- **Raw records**
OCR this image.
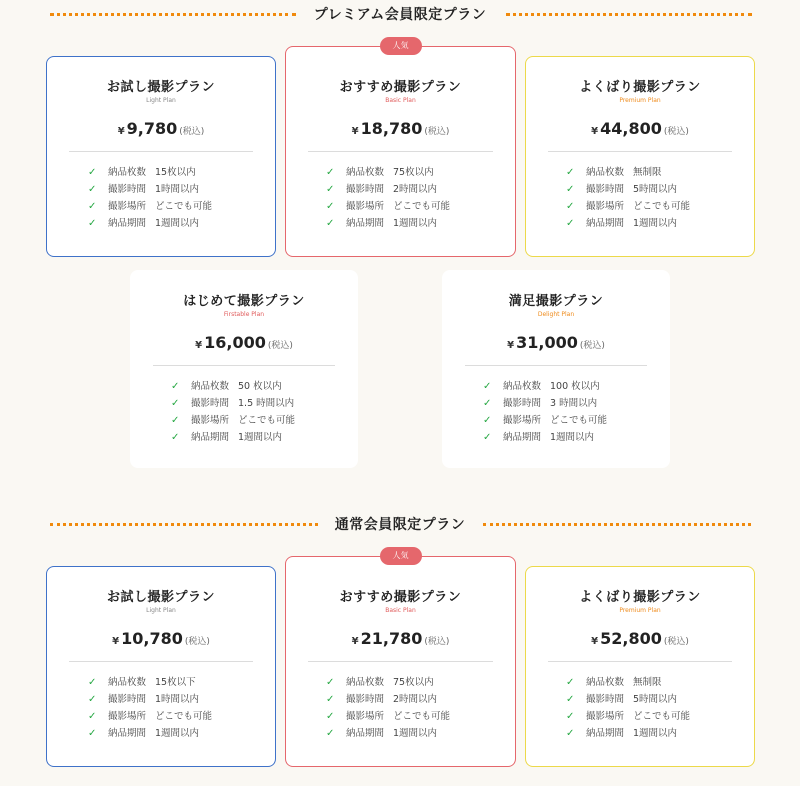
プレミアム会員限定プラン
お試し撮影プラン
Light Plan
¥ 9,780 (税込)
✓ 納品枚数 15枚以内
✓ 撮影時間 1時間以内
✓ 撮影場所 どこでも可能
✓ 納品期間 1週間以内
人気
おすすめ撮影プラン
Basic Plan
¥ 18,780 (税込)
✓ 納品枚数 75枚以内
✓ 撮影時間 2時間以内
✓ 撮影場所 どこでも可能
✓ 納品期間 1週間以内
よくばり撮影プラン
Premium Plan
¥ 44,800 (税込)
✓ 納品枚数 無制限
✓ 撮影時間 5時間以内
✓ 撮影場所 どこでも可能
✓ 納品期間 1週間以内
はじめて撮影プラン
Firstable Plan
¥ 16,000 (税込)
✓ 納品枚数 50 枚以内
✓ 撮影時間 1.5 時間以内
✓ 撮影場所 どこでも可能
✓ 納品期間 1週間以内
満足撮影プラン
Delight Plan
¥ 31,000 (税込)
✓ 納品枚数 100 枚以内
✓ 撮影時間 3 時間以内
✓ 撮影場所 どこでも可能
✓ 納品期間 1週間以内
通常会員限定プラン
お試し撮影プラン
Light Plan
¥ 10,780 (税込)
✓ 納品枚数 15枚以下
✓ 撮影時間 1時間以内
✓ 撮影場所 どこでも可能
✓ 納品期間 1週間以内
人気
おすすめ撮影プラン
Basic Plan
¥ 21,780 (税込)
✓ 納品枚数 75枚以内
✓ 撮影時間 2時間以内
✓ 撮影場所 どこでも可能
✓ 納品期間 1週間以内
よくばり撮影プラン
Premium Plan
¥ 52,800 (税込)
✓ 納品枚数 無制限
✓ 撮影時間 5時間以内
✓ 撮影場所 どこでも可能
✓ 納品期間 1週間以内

---

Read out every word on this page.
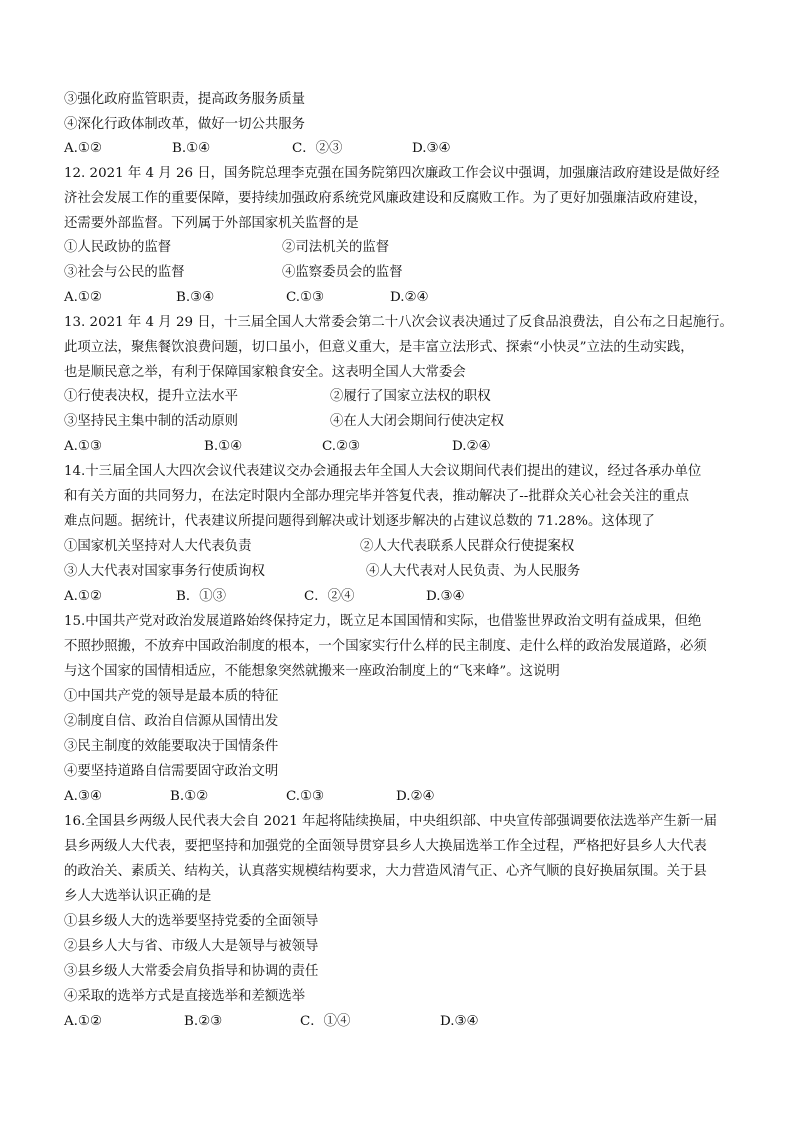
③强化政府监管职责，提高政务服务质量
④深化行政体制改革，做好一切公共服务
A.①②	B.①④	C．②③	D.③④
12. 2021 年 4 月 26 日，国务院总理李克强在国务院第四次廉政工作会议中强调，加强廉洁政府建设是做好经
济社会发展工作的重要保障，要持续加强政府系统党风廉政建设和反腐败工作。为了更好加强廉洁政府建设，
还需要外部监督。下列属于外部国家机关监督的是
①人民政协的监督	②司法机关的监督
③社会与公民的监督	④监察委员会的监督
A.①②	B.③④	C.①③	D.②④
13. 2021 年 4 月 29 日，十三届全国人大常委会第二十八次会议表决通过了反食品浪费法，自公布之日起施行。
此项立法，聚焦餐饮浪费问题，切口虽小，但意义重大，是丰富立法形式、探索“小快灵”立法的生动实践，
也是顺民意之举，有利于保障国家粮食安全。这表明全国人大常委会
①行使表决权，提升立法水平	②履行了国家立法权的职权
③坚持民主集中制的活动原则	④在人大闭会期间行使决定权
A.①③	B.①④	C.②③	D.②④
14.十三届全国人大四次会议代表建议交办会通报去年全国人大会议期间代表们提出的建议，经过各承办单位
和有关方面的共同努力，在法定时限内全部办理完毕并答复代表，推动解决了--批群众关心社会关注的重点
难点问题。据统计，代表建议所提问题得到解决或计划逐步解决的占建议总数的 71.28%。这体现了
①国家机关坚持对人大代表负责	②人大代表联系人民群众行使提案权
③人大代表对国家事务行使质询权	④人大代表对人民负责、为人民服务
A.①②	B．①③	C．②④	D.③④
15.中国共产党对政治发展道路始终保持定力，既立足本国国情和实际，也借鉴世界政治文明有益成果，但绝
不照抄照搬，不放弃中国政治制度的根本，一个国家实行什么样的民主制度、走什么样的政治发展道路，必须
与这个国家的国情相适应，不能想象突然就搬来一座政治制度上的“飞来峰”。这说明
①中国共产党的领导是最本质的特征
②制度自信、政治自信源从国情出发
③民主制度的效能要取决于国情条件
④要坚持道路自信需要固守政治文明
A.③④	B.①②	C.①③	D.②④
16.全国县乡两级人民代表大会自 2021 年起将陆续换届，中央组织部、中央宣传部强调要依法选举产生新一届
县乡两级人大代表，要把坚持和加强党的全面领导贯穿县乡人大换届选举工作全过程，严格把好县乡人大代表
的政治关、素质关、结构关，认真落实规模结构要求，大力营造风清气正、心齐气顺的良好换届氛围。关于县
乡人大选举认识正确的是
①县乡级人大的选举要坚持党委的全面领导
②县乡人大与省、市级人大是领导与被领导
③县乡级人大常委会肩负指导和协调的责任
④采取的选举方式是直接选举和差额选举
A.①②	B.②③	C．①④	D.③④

- **Required task**
Count how many lines hold the string "this" and give that number alone.

- **Expected answer**
2